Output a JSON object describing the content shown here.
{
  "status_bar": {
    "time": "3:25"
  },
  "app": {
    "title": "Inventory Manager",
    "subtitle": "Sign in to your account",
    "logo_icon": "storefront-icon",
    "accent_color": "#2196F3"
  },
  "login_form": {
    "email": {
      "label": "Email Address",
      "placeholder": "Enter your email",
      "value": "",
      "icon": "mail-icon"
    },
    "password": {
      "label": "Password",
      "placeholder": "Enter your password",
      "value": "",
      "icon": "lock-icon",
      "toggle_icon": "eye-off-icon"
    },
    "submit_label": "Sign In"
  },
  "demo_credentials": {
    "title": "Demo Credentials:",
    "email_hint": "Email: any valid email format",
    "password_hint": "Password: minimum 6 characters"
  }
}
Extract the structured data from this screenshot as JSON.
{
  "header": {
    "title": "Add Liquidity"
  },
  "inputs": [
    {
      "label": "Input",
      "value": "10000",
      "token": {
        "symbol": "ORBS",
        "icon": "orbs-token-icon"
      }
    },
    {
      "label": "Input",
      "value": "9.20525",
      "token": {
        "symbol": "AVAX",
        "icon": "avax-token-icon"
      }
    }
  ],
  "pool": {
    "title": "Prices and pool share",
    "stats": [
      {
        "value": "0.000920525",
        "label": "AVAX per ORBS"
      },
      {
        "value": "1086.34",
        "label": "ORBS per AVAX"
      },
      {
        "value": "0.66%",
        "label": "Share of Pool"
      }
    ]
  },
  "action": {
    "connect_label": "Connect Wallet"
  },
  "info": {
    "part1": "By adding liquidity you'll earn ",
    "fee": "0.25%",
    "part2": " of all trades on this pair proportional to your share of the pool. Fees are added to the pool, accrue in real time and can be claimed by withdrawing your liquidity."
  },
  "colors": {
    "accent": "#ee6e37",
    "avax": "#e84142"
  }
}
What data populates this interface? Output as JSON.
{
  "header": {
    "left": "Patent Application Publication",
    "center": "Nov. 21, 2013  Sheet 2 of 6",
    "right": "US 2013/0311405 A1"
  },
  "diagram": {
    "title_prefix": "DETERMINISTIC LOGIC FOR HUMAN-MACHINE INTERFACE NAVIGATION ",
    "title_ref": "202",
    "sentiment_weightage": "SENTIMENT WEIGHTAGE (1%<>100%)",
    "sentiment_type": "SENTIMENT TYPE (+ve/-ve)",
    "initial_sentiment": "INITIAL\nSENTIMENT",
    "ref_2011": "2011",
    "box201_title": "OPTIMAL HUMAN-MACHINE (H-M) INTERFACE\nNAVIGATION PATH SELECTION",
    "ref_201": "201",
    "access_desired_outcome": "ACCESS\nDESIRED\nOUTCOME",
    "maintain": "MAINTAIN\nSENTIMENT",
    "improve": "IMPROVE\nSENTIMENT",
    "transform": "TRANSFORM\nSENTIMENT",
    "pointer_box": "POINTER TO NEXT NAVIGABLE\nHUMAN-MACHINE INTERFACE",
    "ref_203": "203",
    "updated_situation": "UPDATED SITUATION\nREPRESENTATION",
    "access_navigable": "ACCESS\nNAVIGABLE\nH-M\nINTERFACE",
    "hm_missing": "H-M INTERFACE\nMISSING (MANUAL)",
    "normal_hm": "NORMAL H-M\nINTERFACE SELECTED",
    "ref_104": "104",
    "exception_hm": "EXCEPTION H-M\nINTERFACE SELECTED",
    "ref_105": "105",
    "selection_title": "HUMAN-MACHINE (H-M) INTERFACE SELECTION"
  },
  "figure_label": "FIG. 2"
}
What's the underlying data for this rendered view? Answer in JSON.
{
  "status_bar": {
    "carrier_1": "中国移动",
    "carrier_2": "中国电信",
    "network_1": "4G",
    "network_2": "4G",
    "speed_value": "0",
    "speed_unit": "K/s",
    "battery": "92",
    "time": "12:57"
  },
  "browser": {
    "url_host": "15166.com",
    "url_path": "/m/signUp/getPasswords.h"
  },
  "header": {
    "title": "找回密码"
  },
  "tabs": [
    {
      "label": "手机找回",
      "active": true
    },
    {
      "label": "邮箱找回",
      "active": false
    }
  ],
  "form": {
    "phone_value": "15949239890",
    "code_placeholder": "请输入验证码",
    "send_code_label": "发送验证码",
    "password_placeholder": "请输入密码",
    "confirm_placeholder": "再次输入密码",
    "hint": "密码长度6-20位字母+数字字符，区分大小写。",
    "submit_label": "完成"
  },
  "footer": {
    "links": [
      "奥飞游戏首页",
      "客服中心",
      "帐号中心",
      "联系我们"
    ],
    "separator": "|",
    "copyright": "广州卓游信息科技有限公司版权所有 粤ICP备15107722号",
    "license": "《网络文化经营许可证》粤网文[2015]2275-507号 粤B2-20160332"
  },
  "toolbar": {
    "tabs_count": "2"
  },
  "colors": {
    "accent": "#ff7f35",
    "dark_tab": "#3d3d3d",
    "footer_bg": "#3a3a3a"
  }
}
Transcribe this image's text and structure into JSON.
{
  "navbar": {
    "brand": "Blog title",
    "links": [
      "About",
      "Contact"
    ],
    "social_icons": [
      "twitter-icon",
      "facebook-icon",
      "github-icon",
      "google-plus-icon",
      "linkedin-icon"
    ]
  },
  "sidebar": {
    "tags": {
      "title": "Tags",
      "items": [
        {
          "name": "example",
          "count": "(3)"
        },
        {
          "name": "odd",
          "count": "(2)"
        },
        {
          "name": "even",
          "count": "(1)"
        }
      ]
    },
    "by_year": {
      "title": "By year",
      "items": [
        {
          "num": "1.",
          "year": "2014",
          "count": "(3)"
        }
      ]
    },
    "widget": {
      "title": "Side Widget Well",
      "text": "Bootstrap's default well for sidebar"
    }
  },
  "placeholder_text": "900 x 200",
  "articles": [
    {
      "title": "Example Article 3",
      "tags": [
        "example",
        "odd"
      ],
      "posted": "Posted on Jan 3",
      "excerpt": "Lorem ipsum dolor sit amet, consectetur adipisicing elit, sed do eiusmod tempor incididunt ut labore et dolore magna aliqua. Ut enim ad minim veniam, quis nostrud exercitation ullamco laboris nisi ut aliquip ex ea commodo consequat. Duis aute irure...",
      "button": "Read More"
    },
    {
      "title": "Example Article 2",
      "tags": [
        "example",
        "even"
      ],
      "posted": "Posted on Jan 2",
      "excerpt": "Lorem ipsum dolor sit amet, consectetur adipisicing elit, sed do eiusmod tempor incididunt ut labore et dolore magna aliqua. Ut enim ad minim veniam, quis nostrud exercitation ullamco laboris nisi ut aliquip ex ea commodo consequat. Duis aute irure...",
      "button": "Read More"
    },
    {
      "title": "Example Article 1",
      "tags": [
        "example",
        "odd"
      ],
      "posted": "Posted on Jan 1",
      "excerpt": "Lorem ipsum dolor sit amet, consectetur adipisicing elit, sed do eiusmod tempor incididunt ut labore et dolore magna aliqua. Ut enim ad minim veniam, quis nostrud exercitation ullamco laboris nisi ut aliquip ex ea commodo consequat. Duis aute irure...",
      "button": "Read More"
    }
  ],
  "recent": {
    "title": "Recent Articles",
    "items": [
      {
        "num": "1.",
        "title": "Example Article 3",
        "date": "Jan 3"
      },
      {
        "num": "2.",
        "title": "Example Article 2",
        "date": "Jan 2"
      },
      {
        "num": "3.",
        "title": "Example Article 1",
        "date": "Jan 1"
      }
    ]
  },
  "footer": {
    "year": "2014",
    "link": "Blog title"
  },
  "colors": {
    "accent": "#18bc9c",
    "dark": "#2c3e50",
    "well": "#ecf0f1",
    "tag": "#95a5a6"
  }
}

What is required =>
Your task is to output the full set of records exactly as presented.

Exercise answer =>
Output a JSON object describing the content shown here.
{
  "status_bar": {
    "time": "3:25"
  },
  "app": {
    "title": "Inventory Manager",
    "subtitle": "Sign in to your account",
    "logo_icon": "storefront-icon",
    "accent_color": "#2196F3"
  },
  "login_form": {
    "email": {
      "label": "Email Address",
      "placeholder": "Enter your email",
      "value": "",
      "icon": "mail-icon"
    },
    "password": {
      "label": "Password",
      "placeholder": "Enter your password",
      "value": "",
      "icon": "lock-icon",
      "toggle_icon": "eye-off-icon"
    },
    "submit_label": "Sign In"
  },
  "demo_credentials": {
    "title": "Demo Credentials:",
    "email_hint": "Email: any valid email format",
    "password_hint": "Password: minimum 6 characters"
  }
}
Extract the structured data from this screenshot as JSON.
{
  "header": {
    "title": "Add Liquidity"
  },
  "inputs": [
    {
      "label": "Input",
      "value": "10000",
      "token": {
        "symbol": "ORBS",
        "icon": "orbs-token-icon"
      }
    },
    {
      "label": "Input",
      "value": "9.20525",
      "token": {
        "symbol": "AVAX",
        "icon": "avax-token-icon"
      }
    }
  ],
  "pool": {
    "title": "Prices and pool share",
    "stats": [
      {
        "value": "0.000920525",
        "label": "AVAX per ORBS"
      },
      {
        "value": "1086.34",
        "label": "ORBS per AVAX"
      },
      {
        "value": "0.66%",
        "label": "Share of Pool"
      }
    ]
  },
  "action": {
    "connect_label": "Connect Wallet"
  },
  "info": {
    "part1": "By adding liquidity you'll earn ",
    "fee": "0.25%",
    "part2": " of all trades on this pair proportional to your share of the pool. Fees are added to the pool, accrue in real time and can be claimed by withdrawing your liquidity."
  },
  "colors": {
    "accent": "#ee6e37",
    "avax": "#e84142"
  }
}
What data populates this interface? Output as JSON.
{
  "header": {
    "left": "Patent Application Publication",
    "center": "Nov. 21, 2013  Sheet 2 of 6",
    "right": "US 2013/0311405 A1"
  },
  "diagram": {
    "title_prefix": "DETERMINISTIC LOGIC FOR HUMAN-MACHINE INTERFACE NAVIGATION ",
    "title_ref": "202",
    "sentiment_weightage": "SENTIMENT WEIGHTAGE (1%<>100%)",
    "sentiment_type": "SENTIMENT TYPE (+ve/-ve)",
    "initial_sentiment": "INITIAL\nSENTIMENT",
    "ref_2011": "2011",
    "box201_title": "OPTIMAL HUMAN-MACHINE (H-M) INTERFACE\nNAVIGATION PATH SELECTION",
    "ref_201": "201",
    "access_desired_outcome": "ACCESS\nDESIRED\nOUTCOME",
    "maintain": "MAINTAIN\nSENTIMENT",
    "improve": "IMPROVE\nSENTIMENT",
    "transform": "TRANSFORM\nSENTIMENT",
    "pointer_box": "POINTER TO NEXT NAVIGABLE\nHUMAN-MACHINE INTERFACE",
    "ref_203": "203",
    "updated_situation": "UPDATED SITUATION\nREPRESENTATION",
    "access_navigable": "ACCESS\nNAVIGABLE\nH-M\nINTERFACE",
    "hm_missing": "H-M INTERFACE\nMISSING (MANUAL)",
    "normal_hm": "NORMAL H-M\nINTERFACE SELECTED",
    "ref_104": "104",
    "exception_hm": "EXCEPTION H-M\nINTERFACE SELECTED",
    "ref_105": "105",
    "selection_title": "HUMAN-MACHINE (H-M) INTERFACE SELECTION"
  },
  "figure_label": "FIG. 2"
}
What's the underlying data for this rendered view? Answer in JSON.
{
  "status_bar": {
    "carrier_1": "中国移动",
    "carrier_2": "中国电信",
    "network_1": "4G",
    "network_2": "4G",
    "speed_value": "0",
    "speed_unit": "K/s",
    "battery": "92",
    "time": "12:57"
  },
  "browser": {
    "url_host": "15166.com",
    "url_path": "/m/signUp/getPasswords.h"
  },
  "header": {
    "title": "找回密码"
  },
  "tabs": [
    {
      "label": "手机找回",
      "active": true
    },
    {
      "label": "邮箱找回",
      "active": false
    }
  ],
  "form": {
    "phone_value": "15949239890",
    "code_placeholder": "请输入验证码",
    "send_code_label": "发送验证码",
    "password_placeholder": "请输入密码",
    "confirm_placeholder": "再次输入密码",
    "hint": "密码长度6-20位字母+数字字符，区分大小写。",
    "submit_label": "完成"
  },
  "footer": {
    "links": [
      "奥飞游戏首页",
      "客服中心",
      "帐号中心",
      "联系我们"
    ],
    "separator": "|",
    "copyright": "广州卓游信息科技有限公司版权所有 粤ICP备15107722号",
    "license": "《网络文化经营许可证》粤网文[2015]2275-507号 粤B2-20160332"
  },
  "toolbar": {
    "tabs_count": "2"
  },
  "colors": {
    "accent": "#ff7f35",
    "dark_tab": "#3d3d3d",
    "footer_bg": "#3a3a3a"
  }
}
Transcribe this image's text and structure into JSON.
{
  "navbar": {
    "brand": "Blog title",
    "links": [
      "About",
      "Contact"
    ],
    "social_icons": [
      "twitter-icon",
      "facebook-icon",
      "github-icon",
      "google-plus-icon",
      "linkedin-icon"
    ]
  },
  "sidebar": {
    "tags": {
      "title": "Tags",
      "items": [
        {
          "name": "example",
          "count": "(3)"
        },
        {
          "name": "odd",
          "count": "(2)"
        },
        {
          "name": "even",
          "count": "(1)"
        }
      ]
    },
    "by_year": {
      "title": "By year",
      "items": [
        {
          "num": "1.",
          "year": "2014",
          "count": "(3)"
        }
      ]
    },
    "widget": {
      "title": "Side Widget Well",
      "text": "Bootstrap's default well for sidebar"
    }
  },
  "placeholder_text": "900 x 200",
  "articles": [
    {
      "title": "Example Article 3",
      "tags": [
        "example",
        "odd"
      ],
      "posted": "Posted on Jan 3",
      "excerpt": "Lorem ipsum dolor sit amet, consectetur adipisicing elit, sed do eiusmod tempor incididunt ut labore et dolore magna aliqua. Ut enim ad minim veniam, quis nostrud exercitation ullamco laboris nisi ut aliquip ex ea commodo consequat. Duis aute irure...",
      "button": "Read More"
    },
    {
      "title": "Example Article 2",
      "tags": [
        "example",
        "even"
      ],
      "posted": "Posted on Jan 2",
      "excerpt": "Lorem ipsum dolor sit amet, consectetur adipisicing elit, sed do eiusmod tempor incididunt ut labore et dolore magna aliqua. Ut enim ad minim veniam, quis nostrud exercitation ullamco laboris nisi ut aliquip ex ea commodo consequat. Duis aute irure...",
      "button": "Read More"
    },
    {
      "title": "Example Article 1",
      "tags": [
        "example",
        "odd"
      ],
      "posted": "Posted on Jan 1",
      "excerpt": "Lorem ipsum dolor sit amet, consectetur adipisicing elit, sed do eiusmod tempor incididunt ut labore et dolore magna aliqua. Ut enim ad minim veniam, quis nostrud exercitation ullamco laboris nisi ut aliquip ex ea commodo consequat. Duis aute irure...",
      "button": "Read More"
    }
  ],
  "recent": {
    "title": "Recent Articles",
    "items": [
      {
        "num": "1.",
        "title": "Example Article 3",
        "date": "Jan 3"
      },
      {
        "num": "2.",
        "title": "Example Article 2",
        "date": "Jan 2"
      },
      {
        "num": "3.",
        "title": "Example Article 1",
        "date": "Jan 1"
      }
    ]
  },
  "footer": {
    "year": "2014",
    "link": "Blog title"
  },
  "colors": {
    "accent": "#18bc9c",
    "dark": "#2c3e50",
    "well": "#ecf0f1",
    "tag": "#95a5a6"
  }
}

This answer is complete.